▶ _PROMPT_: Copy out each line below exactly as it appears.

▶ _DATA SECTION_:
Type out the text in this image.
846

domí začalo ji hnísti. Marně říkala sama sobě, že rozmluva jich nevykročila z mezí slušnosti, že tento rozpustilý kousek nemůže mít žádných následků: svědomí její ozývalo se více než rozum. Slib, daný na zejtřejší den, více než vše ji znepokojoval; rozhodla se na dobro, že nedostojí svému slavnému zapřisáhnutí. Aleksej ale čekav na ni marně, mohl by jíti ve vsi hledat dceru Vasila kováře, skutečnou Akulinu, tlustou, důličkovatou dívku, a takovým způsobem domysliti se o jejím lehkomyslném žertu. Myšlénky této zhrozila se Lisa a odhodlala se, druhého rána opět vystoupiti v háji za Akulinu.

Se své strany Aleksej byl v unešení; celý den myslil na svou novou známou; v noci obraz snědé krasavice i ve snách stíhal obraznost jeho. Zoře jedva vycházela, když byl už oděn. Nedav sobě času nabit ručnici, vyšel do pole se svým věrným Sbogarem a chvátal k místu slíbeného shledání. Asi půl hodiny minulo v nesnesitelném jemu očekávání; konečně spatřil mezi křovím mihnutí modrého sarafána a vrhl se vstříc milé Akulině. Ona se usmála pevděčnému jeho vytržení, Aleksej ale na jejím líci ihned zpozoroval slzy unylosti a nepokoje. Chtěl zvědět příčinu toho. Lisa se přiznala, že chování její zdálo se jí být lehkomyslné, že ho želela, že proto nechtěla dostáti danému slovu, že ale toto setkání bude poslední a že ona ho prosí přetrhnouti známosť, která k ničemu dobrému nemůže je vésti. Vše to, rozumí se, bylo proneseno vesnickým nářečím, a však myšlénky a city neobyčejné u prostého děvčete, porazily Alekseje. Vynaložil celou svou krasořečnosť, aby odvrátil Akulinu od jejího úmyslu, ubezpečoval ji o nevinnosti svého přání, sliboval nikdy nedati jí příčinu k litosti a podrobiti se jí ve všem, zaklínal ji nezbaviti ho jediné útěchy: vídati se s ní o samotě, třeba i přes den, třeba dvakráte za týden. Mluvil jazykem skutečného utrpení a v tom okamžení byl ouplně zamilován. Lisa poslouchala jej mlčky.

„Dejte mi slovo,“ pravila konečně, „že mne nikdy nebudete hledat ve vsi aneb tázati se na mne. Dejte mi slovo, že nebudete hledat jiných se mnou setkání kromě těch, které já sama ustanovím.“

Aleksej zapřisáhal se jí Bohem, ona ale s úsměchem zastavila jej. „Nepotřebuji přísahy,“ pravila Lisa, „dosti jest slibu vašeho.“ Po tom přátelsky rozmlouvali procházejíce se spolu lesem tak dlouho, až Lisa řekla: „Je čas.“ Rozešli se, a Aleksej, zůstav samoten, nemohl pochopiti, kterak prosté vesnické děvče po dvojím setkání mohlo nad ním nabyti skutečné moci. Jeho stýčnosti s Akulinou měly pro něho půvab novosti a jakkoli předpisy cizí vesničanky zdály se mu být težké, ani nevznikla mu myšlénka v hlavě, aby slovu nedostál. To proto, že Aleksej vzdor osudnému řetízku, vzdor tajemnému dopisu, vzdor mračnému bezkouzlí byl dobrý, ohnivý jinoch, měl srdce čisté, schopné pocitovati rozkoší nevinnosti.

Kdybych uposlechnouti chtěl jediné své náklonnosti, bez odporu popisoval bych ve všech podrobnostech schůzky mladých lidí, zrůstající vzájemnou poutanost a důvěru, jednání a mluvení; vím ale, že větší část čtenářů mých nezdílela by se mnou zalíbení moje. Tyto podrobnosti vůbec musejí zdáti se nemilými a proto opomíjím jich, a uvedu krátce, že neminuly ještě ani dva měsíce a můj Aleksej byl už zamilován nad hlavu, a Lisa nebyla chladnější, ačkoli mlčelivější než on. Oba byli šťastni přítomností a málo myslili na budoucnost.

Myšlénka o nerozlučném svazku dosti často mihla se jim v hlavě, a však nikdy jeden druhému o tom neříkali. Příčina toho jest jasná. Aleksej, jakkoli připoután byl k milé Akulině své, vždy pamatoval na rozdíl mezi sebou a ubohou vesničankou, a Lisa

▶ _COMPLETED TASK_:
Type out the text in this image.
846

domí začalo ji hnísti. Marně říkala sama sobě, že rozmluva jich nevykročila z mezí slušnosti, že tento rozpustilý kousek nemůže mít žádných následků: svědomí její ozývalo se více než rozum. Slib, daný na zejtřejší den, více než vše ji znepokojoval; rozhodla se na dobro, že nedostojí svému slavnému zapřisáhnutí. Aleksej ale čekav na ni marně, mohl by jíti ve vsi hledat dceru Vasila kováře, skutečnou Akulinu, tlustou, důličkovatou dívku, a takovým způsobem domysliti se o jejím lehkomyslném žertu. Myšlénky této zhrozila se Lisa a odhodlala se, druhého rána opět vystoupiti v háji za Akulinu.

Se své strany Aleksej byl v unešení; celý den myslil na svou novou známou; v noci obraz snědé krasavice i ve snách stíhal obraznost jeho. Zoře jedva vycházela, když byl už oděn. Nedav sobě času nabit ručnici, vyšel do pole se svým věrným Sbogarem a chvátal k místu slíbeného shledání. Asi půl hodiny minulo v nesnesitelném jemu očekávání; konečně spatřil mezi křovím mihnutí modrého sarafána a vrhl se vstříc milé Akulině. Ona se usmála pevděčnému jeho vytržení, Aleksej ale na jejím líci ihned zpozoroval slzy unylosti a nepokoje. Chtěl zvědět příčinu toho. Lisa se přiznala, že chování její zdálo se jí být lehkomyslné, že ho želela, že proto nechtěla dostáti danému slovu, že ale toto setkání bude poslední a že ona ho prosí přetrhnouti známosť, která k ničemu dobrému nemůže je vésti. Vše to, rozumí se, bylo proneseno vesnickým nářečím, a však myšlénky a city neobyčejné u prostého děvčete, porazily Alekseje. Vynaložil celou svou krasořečnosť, aby odvrátil Akulinu od jejího úmyslu, ubezpečoval ji o nevinnosti svého přání, sliboval nikdy nedati jí příčinu k litosti a podrobiti se jí ve všem, zaklínal ji nezbaviti ho jediné útěchy: vídati se s ní o samotě, třeba i přes den, třeba dvakráte za týden. Mluvil jazykem skutečného utrpení a v tom okamžení byl ouplně zamilován. Lisa poslouchala jej mlčky.

„Dejte mi slovo,“ pravila konečně, „že mne nikdy nebudete hledat ve vsi aneb tázati se na mne. Dejte mi slovo, že nebudete hledat jiných se mnou setkání kromě těch, které já sama ustanovím.“

Aleksej zapřisáhal se jí Bohem, ona ale s úsměchem zastavila jej. „Nepotřebuji přísahy,“ pravila Lisa, „dosti jest slibu vašeho.“ Po tom přátelsky rozmlouvali procházejíce se spolu lesem tak dlouho, až Lisa řekla: „Je čas.“ Rozešli se, a Aleksej, zůstav samoten, nemohl pochopiti, kterak prosté vesnické děvče po dvojím setkání mohlo nad ním nabyti skutečné moci. Jeho stýčnosti s Akulinou měly pro něho půvab novosti a jakkoli předpisy cizí vesničanky zdály se mu být težké, ani nevznikla mu myšlénka v hlavě, aby slovu nedostál. To proto, že Aleksej vzdor osudnému řetízku, vzdor tajemnému dopisu, vzdor mračnému bezkouzlí byl dobrý, ohnivý jinoch, měl srdce čisté, schopné pocitovati rozkoší nevinnosti.

Kdybych uposlechnouti chtěl jediné své náklonnosti, bez odporu popisoval bych ve všech podrobnostech schůzky mladých lidí, zrůstající vzájemnou poutanost a důvěru, jednání a mluvení; vím ale, že větší část čtenářů mých nezdílela by se mnou zalíbení moje. Tyto podrobnosti vůbec musejí zdáti se nemilými a proto opomíjím jich, a uvedu krátce, že neminuly ještě ani dva měsíce a můj Aleksej byl už zamilován nad hlavu, a Lisa nebyla chladnější, ačkoli mlčelivější než on. Oba byli šťastni přítomností a málo myslili na budoucnost.

Myšlénka o nerozlučném svazku dosti často mihla se jim v hlavě, a však nikdy jeden druhému o tom neříkali. Příčina toho jest jasná. Aleksej, jakkoli připoután byl k milé Akulině své, vždy pamatoval na rozdíl mezi sebou a ubohou vesničankou, a Lisa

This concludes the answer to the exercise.